Pull out every line with the word "项说法过于绝对" from the entries below.
— Start Data for this exercise —
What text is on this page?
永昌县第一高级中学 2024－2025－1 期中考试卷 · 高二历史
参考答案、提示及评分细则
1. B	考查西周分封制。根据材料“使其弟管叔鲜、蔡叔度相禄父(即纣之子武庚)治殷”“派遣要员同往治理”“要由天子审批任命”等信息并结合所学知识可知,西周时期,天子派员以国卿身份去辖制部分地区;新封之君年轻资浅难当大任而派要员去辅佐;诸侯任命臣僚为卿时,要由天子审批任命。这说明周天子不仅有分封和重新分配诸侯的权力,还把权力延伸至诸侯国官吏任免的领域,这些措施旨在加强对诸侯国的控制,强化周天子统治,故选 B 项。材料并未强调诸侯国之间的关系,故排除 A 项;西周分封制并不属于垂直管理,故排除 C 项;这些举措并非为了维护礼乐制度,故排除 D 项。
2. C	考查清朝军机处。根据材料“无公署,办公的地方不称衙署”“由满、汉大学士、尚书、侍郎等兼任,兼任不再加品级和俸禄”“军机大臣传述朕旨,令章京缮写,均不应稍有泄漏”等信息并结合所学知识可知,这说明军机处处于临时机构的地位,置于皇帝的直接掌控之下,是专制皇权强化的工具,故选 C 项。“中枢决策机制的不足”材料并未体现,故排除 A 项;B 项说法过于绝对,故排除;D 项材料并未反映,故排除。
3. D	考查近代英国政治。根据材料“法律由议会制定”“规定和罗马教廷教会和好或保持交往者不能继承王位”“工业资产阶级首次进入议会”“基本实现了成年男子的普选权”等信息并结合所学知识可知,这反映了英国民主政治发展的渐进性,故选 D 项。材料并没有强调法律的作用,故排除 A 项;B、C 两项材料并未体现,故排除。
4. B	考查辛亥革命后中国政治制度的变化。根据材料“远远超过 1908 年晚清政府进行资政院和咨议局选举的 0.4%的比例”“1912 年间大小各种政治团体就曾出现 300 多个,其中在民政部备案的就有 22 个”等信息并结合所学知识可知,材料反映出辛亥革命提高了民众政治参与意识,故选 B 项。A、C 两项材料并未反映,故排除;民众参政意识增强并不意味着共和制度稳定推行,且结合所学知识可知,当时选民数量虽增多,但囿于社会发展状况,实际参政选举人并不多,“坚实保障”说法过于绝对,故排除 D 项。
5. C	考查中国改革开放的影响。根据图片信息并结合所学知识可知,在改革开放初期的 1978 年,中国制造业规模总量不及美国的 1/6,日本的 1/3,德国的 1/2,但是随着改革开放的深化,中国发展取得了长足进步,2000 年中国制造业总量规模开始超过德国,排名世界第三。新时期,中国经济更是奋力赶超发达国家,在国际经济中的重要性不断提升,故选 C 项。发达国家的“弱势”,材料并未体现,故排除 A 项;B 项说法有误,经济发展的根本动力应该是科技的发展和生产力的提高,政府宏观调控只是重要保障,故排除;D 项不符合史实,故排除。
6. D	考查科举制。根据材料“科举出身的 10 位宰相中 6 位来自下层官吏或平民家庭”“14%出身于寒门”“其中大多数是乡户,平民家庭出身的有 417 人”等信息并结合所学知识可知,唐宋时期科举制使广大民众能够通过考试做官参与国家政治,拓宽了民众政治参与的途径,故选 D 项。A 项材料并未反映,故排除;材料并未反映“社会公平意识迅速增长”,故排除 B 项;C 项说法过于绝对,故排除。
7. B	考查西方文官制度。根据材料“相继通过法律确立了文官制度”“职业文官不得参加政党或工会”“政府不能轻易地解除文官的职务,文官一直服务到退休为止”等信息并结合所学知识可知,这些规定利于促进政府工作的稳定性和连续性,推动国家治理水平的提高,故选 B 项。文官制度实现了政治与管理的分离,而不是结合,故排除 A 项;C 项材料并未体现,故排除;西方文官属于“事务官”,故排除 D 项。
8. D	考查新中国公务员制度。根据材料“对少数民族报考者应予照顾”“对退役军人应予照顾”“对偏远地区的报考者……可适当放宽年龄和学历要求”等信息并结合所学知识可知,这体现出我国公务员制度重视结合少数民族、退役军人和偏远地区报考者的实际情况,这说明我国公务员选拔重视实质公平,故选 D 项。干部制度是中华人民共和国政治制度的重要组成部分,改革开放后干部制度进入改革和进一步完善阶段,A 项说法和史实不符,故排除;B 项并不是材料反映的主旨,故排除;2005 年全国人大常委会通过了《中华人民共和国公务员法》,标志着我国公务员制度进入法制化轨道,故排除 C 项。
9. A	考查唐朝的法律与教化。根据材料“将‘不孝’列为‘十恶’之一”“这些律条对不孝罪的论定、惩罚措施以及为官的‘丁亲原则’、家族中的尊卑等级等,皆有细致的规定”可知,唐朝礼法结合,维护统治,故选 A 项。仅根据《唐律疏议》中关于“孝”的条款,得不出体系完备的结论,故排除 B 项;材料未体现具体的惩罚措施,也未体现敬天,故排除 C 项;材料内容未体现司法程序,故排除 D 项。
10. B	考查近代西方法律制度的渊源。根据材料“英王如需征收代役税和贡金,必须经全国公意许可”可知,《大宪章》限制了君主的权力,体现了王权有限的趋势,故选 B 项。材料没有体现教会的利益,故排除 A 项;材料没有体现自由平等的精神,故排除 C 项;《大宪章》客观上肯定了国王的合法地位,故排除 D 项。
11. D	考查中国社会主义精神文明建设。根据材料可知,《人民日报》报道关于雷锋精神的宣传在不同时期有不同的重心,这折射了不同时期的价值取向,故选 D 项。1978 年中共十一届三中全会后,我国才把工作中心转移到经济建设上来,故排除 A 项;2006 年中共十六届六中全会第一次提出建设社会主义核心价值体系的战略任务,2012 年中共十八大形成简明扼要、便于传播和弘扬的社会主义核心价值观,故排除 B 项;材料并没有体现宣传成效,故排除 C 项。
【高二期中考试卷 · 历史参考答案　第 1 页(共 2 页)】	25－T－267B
— End Data for this exercise —
:: Answer in full ::
2. C	考查清朝军机处。根据材料“无公署,办公的地方不称衙署”“由满、汉大学士、尚书、侍郎等兼任,兼任不再加品级和俸禄”“军机大臣传述朕旨,令章京缮写,均不应稍有泄漏”等信息并结合所学知识可知,这说明军机处处于临时机构的地位,置于皇帝的直接掌控之下,是专制皇权强化的工具,故选 C 项。“中枢决策机制的不足”材料并未体现,故排除 A 项;B 项说法过于绝对,故排除;D 项材料并未反映,故排除。
6. D	考查科举制。根据材料“科举出身的 10 位宰相中 6 位来自下层官吏或平民家庭”“14%出身于寒门”“其中大多数是乡户,平民家庭出身的有 417 人”等信息并结合所学知识可知,唐宋时期科举制使广大民众能够通过考试做官参与国家政治,拓宽了民众政治参与的途径,故选 D 项。A 项材料并未反映,故排除;材料并未反映“社会公平意识迅速增长”,故排除 B 项;C 项说法过于绝对,故排除。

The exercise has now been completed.